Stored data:
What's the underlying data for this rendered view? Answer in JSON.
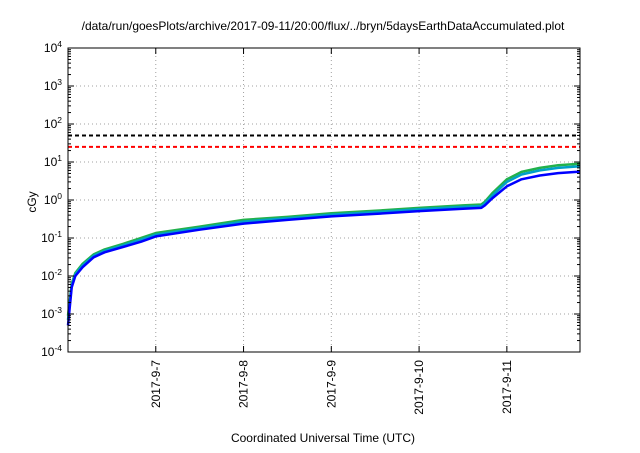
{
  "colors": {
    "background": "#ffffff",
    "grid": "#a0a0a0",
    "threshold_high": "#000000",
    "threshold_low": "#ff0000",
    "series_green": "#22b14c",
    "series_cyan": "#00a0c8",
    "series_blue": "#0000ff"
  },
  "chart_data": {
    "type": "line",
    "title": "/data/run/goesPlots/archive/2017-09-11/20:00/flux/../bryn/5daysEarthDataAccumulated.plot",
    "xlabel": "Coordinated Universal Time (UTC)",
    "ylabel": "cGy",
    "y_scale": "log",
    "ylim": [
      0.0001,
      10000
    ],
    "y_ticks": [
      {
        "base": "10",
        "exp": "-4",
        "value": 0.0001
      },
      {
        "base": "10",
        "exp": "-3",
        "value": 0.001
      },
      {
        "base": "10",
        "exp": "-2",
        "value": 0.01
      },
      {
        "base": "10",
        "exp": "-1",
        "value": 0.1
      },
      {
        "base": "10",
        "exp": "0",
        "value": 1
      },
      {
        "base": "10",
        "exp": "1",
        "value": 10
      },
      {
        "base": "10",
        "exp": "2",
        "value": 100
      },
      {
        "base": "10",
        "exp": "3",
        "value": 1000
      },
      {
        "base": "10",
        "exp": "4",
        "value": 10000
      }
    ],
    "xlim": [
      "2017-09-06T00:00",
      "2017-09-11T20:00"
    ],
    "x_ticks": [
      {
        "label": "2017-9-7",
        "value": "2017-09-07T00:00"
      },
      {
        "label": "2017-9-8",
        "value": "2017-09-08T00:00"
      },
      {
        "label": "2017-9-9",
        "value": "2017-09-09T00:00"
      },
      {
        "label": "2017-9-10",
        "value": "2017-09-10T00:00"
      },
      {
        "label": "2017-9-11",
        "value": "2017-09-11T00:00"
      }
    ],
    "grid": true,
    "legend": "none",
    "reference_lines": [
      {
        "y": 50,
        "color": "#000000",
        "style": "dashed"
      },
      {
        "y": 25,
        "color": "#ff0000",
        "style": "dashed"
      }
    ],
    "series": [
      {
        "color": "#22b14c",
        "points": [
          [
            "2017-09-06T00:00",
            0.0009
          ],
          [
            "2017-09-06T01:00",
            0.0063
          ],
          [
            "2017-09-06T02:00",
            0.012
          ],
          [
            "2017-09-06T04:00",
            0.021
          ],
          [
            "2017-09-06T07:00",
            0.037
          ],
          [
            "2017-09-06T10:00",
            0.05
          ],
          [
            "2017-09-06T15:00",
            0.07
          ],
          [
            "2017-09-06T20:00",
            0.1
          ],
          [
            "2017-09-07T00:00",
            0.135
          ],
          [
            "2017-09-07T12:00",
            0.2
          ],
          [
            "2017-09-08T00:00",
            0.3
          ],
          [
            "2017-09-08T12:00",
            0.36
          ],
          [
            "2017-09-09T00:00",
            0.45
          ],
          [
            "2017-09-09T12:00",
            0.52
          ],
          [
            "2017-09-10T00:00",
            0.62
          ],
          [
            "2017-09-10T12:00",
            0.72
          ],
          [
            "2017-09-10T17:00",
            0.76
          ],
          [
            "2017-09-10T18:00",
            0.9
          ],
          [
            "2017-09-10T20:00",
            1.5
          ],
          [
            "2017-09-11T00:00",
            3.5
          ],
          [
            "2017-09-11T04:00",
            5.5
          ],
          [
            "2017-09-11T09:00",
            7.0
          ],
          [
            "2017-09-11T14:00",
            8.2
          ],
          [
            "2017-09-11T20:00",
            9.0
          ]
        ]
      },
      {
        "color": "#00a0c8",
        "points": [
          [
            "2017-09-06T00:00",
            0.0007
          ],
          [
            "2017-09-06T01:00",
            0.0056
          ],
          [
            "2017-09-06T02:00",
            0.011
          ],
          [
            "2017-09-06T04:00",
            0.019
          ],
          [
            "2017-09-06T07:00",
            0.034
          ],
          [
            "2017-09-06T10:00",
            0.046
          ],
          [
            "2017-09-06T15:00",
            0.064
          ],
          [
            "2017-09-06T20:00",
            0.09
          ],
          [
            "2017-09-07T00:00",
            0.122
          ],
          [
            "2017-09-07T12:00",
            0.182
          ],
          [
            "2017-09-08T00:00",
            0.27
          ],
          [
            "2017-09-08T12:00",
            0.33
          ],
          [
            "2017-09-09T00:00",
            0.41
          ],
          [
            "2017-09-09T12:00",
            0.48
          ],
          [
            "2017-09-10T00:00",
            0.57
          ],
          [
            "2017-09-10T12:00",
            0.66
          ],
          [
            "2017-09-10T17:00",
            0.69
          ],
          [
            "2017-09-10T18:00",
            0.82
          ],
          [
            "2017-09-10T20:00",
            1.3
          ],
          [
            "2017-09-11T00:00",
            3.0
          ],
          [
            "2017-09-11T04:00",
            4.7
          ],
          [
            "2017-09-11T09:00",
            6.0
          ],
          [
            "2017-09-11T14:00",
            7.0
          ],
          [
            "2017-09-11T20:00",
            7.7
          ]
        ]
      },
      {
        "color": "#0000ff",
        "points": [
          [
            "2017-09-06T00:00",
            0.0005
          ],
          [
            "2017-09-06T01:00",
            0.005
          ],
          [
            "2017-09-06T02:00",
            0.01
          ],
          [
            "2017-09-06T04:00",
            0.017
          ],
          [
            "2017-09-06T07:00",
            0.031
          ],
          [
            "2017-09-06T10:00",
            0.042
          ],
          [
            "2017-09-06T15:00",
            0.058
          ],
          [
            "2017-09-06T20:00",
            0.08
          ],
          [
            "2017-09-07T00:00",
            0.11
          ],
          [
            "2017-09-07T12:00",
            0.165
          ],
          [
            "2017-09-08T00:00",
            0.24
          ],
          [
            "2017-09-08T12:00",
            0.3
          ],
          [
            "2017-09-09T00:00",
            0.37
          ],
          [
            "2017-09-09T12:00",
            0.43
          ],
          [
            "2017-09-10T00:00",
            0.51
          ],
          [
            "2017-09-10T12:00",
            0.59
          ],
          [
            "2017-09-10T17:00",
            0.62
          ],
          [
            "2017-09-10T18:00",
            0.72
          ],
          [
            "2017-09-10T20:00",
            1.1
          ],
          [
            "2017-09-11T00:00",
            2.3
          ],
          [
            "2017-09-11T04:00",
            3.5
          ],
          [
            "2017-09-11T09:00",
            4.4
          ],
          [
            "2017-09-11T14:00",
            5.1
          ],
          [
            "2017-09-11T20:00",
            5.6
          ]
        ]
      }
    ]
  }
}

==

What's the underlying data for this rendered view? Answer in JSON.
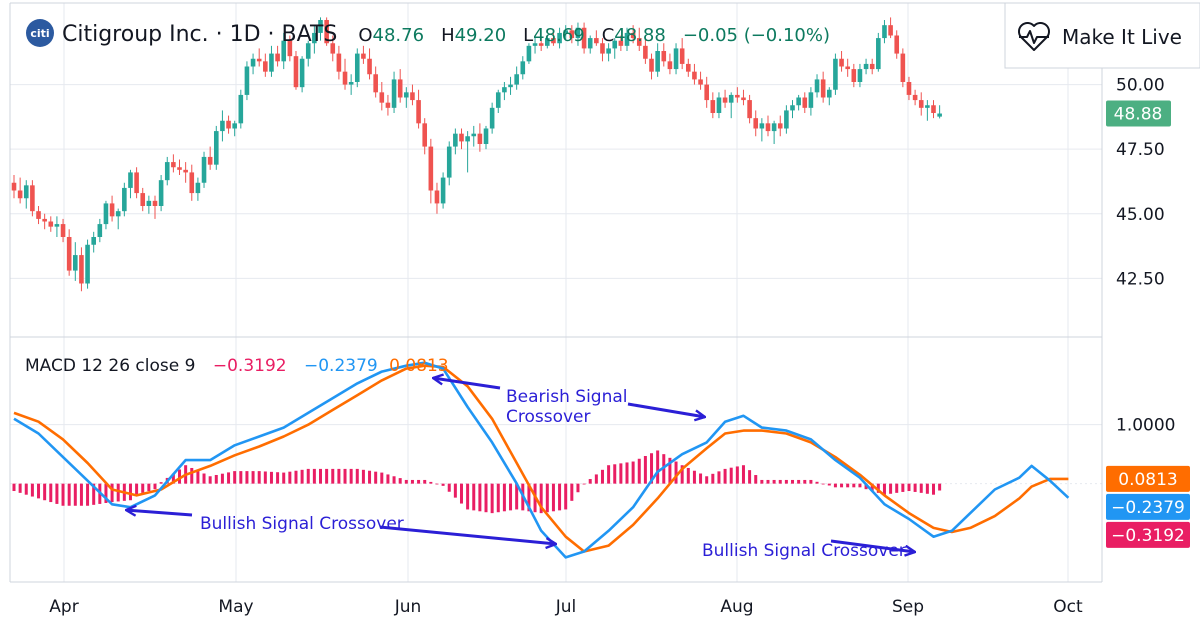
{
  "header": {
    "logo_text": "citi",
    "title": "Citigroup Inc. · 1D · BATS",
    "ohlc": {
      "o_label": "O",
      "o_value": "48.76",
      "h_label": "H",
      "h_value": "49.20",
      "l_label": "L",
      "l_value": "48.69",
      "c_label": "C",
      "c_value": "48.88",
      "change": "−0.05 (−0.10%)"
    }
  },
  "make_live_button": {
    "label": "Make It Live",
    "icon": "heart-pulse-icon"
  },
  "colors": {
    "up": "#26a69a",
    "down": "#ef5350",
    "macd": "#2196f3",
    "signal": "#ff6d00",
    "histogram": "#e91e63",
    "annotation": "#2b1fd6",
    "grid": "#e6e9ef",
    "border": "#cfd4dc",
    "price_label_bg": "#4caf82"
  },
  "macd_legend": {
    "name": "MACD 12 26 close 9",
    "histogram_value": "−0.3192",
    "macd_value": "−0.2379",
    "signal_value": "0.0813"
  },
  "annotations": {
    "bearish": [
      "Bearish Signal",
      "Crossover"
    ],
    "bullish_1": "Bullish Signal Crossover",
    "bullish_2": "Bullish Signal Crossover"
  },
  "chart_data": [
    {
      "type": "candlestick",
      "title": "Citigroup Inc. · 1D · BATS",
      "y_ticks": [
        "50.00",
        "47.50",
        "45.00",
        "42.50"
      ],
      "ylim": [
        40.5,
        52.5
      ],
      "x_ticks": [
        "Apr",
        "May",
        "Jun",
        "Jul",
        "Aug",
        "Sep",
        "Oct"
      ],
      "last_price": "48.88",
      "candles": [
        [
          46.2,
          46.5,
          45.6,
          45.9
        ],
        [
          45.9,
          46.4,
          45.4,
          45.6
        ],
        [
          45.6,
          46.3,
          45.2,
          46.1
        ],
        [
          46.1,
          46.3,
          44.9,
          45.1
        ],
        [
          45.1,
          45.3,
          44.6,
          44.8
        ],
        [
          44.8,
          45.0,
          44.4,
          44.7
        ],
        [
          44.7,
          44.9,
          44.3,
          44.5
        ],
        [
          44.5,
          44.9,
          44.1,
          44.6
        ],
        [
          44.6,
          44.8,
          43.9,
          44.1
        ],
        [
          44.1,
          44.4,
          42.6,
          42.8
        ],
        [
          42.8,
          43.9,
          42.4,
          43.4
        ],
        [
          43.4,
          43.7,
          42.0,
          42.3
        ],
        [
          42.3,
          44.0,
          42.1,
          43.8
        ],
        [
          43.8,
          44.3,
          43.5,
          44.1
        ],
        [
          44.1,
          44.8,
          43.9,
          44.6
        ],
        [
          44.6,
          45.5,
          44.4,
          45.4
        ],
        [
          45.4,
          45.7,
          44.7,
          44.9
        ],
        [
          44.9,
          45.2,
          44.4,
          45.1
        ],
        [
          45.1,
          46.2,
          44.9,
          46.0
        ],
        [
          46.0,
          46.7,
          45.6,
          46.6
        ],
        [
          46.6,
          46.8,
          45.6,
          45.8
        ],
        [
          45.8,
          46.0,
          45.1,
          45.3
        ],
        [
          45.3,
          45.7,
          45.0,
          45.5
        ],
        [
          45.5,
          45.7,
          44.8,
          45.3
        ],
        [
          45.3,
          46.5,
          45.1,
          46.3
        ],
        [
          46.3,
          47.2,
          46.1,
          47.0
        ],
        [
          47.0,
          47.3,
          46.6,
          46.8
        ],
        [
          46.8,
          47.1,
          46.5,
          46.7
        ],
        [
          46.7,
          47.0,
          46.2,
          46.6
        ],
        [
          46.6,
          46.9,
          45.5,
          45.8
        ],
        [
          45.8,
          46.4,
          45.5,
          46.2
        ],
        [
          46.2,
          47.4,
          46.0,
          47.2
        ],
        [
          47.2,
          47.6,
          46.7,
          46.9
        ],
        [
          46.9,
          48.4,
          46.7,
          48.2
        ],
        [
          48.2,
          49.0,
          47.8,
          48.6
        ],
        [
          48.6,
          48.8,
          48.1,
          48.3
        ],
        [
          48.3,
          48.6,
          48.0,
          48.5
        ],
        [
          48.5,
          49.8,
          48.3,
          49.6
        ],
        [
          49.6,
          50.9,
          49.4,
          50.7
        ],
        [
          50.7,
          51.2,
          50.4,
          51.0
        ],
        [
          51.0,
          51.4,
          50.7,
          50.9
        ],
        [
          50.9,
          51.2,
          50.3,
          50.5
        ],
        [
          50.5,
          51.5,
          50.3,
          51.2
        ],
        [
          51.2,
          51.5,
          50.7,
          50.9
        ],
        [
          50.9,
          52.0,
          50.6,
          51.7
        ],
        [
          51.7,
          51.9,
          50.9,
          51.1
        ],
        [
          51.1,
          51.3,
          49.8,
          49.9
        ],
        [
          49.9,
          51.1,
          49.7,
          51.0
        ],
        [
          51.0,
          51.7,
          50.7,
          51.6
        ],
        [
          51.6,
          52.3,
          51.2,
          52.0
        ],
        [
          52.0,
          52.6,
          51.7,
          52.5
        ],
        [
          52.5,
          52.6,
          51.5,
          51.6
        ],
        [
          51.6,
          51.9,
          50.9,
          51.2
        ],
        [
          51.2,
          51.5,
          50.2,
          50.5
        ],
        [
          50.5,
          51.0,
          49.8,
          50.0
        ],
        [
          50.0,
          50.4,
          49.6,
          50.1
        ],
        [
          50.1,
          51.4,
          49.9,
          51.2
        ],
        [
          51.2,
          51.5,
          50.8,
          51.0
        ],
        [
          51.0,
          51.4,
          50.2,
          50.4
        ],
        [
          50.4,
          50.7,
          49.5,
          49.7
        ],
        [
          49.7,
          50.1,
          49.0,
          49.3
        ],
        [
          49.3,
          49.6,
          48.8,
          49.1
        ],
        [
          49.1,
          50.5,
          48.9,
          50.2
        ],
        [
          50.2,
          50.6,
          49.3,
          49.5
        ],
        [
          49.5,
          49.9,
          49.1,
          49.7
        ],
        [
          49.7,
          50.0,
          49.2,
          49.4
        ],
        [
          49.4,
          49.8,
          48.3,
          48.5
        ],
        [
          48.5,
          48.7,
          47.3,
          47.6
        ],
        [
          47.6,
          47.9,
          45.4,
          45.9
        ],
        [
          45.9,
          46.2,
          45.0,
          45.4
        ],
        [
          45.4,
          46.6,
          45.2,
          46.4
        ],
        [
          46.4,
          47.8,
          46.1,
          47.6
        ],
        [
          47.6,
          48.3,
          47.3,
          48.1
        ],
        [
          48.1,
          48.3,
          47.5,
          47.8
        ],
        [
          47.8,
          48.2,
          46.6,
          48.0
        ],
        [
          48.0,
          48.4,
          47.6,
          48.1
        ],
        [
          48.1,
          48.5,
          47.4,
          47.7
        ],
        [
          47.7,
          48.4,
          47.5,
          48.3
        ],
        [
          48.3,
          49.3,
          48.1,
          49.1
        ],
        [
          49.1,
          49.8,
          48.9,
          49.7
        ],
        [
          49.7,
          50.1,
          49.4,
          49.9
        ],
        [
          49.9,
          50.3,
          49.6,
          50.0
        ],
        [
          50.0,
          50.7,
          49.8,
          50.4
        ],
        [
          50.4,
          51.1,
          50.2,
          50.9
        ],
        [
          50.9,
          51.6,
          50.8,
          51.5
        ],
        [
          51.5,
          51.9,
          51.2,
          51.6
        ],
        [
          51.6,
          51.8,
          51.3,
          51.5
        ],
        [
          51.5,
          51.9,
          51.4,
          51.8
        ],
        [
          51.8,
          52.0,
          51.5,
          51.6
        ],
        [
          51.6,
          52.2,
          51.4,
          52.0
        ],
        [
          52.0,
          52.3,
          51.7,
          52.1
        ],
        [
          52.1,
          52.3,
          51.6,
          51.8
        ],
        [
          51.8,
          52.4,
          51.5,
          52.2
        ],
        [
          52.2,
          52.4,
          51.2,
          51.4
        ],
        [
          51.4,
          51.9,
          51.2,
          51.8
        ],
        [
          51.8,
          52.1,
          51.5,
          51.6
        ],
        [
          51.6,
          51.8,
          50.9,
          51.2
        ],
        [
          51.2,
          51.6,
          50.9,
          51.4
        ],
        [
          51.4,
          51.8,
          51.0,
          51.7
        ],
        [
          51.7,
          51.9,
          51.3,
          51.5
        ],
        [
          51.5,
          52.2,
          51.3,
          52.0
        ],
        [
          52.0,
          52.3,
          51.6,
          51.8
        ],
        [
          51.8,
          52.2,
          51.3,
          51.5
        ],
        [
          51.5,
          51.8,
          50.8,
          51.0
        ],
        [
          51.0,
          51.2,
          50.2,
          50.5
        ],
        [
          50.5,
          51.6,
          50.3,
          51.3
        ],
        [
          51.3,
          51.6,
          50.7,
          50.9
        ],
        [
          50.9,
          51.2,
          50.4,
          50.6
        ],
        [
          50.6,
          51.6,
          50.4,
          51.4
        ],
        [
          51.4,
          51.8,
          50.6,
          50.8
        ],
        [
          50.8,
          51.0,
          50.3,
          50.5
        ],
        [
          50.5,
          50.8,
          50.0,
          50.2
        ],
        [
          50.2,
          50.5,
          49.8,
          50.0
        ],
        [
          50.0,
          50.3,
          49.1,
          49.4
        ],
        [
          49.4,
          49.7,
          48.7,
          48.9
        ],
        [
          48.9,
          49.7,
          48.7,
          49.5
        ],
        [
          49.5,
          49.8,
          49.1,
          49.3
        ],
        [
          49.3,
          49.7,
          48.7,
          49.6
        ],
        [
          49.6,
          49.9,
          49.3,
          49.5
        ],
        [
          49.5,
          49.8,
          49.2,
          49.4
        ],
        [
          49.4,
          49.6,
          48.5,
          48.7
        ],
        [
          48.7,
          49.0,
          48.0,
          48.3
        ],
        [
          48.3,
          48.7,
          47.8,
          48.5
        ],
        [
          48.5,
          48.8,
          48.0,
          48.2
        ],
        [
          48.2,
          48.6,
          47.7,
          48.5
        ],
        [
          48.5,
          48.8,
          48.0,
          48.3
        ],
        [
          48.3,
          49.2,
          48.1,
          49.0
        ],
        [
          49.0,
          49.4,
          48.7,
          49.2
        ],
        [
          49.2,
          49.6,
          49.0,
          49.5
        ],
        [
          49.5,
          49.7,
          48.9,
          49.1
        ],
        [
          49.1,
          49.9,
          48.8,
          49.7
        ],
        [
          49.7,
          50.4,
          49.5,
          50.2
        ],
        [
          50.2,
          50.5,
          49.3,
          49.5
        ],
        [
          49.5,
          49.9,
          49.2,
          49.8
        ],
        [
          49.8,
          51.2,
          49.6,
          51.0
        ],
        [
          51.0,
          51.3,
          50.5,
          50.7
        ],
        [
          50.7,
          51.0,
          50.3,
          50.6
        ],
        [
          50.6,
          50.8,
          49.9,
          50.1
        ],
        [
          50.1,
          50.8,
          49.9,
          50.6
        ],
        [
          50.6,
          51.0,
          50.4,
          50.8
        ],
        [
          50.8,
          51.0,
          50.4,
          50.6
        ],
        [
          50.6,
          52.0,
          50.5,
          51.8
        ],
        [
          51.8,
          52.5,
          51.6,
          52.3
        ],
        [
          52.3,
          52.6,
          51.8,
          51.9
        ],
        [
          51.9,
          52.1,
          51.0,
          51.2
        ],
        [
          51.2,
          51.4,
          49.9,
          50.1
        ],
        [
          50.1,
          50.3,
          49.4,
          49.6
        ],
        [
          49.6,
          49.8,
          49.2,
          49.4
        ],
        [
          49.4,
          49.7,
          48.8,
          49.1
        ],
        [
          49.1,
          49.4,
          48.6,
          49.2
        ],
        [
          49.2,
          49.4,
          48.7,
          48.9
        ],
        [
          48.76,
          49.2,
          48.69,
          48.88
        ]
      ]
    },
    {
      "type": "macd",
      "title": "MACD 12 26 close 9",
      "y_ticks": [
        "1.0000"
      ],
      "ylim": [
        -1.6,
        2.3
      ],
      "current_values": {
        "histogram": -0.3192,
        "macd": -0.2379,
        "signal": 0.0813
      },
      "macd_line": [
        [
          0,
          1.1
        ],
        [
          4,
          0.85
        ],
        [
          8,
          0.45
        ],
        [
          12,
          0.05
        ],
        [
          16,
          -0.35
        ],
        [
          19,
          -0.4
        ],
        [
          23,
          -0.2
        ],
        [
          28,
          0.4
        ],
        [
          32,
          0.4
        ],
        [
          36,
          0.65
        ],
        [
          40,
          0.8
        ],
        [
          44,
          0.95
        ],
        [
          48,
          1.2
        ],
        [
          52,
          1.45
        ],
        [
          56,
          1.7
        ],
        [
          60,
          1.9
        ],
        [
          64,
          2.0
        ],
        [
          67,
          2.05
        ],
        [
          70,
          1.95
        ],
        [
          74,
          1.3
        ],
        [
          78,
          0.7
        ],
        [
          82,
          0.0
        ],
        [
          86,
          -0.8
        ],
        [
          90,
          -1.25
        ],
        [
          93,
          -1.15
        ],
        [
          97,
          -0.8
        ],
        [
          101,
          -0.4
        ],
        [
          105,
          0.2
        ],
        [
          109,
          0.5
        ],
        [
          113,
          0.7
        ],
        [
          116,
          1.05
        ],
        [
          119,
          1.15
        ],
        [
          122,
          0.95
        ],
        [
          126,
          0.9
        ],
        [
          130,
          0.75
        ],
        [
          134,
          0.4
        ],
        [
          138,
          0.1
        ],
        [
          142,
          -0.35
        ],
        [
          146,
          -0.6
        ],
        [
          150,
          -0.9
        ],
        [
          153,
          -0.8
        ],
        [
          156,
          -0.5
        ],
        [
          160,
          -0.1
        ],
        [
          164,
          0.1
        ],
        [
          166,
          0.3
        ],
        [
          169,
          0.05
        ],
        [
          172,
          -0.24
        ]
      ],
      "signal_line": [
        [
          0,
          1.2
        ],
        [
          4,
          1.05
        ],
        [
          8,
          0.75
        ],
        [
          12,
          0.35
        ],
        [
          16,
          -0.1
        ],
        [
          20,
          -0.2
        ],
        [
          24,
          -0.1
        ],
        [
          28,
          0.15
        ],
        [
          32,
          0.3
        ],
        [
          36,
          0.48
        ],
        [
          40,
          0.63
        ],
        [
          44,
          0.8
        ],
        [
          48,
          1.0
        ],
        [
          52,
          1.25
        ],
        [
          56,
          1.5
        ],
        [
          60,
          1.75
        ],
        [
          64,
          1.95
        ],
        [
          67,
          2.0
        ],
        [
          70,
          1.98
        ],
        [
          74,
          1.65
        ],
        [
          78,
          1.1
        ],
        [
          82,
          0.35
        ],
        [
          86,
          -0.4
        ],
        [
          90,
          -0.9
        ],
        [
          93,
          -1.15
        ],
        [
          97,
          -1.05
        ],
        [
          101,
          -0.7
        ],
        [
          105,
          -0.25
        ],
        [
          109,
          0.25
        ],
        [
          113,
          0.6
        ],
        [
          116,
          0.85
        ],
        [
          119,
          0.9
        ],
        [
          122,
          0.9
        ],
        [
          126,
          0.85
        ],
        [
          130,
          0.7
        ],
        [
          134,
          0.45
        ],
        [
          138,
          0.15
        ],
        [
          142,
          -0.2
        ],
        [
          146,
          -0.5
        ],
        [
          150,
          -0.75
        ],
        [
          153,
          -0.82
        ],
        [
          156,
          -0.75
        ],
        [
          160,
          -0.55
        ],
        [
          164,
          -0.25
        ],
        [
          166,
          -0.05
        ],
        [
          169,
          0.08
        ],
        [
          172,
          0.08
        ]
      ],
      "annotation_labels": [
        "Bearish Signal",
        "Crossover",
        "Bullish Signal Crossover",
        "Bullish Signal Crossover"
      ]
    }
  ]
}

* * *

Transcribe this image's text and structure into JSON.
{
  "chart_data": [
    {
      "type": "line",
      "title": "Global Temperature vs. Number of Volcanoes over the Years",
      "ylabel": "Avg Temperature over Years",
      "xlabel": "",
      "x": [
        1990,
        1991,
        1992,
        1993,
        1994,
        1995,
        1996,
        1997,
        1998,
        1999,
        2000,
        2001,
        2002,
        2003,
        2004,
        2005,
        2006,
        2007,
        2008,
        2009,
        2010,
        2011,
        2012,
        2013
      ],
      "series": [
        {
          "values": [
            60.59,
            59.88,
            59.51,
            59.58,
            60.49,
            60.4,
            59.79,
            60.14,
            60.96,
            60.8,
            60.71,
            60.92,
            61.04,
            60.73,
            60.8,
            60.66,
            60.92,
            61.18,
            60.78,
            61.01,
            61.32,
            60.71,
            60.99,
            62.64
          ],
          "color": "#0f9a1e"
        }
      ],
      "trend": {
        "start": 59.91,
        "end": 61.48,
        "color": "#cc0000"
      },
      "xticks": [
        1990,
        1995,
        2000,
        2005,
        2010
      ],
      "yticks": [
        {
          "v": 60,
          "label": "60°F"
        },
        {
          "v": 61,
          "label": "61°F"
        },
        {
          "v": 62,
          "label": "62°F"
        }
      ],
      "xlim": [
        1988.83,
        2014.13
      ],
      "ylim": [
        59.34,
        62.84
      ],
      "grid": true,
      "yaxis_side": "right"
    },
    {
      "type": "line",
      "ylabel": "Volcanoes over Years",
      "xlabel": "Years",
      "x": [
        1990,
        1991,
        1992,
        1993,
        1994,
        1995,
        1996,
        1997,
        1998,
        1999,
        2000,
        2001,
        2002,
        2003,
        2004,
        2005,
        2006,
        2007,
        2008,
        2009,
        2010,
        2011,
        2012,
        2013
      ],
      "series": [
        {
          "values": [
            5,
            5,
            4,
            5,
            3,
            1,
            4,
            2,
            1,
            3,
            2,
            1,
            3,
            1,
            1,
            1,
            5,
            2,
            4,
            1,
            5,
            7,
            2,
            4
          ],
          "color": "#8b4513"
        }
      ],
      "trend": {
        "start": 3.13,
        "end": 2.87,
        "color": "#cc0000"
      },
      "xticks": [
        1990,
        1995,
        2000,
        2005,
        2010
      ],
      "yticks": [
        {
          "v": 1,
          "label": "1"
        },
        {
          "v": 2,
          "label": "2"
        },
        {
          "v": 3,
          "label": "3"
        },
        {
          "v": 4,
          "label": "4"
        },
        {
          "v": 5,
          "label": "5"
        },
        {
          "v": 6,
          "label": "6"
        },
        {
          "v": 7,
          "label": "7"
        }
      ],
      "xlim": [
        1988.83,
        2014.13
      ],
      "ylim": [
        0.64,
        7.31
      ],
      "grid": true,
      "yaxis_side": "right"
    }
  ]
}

THE PROBLEM: Go over the records above line by line and count those holding the word "ylabel". Reply only with the number.

RIGHT ANSWER: 3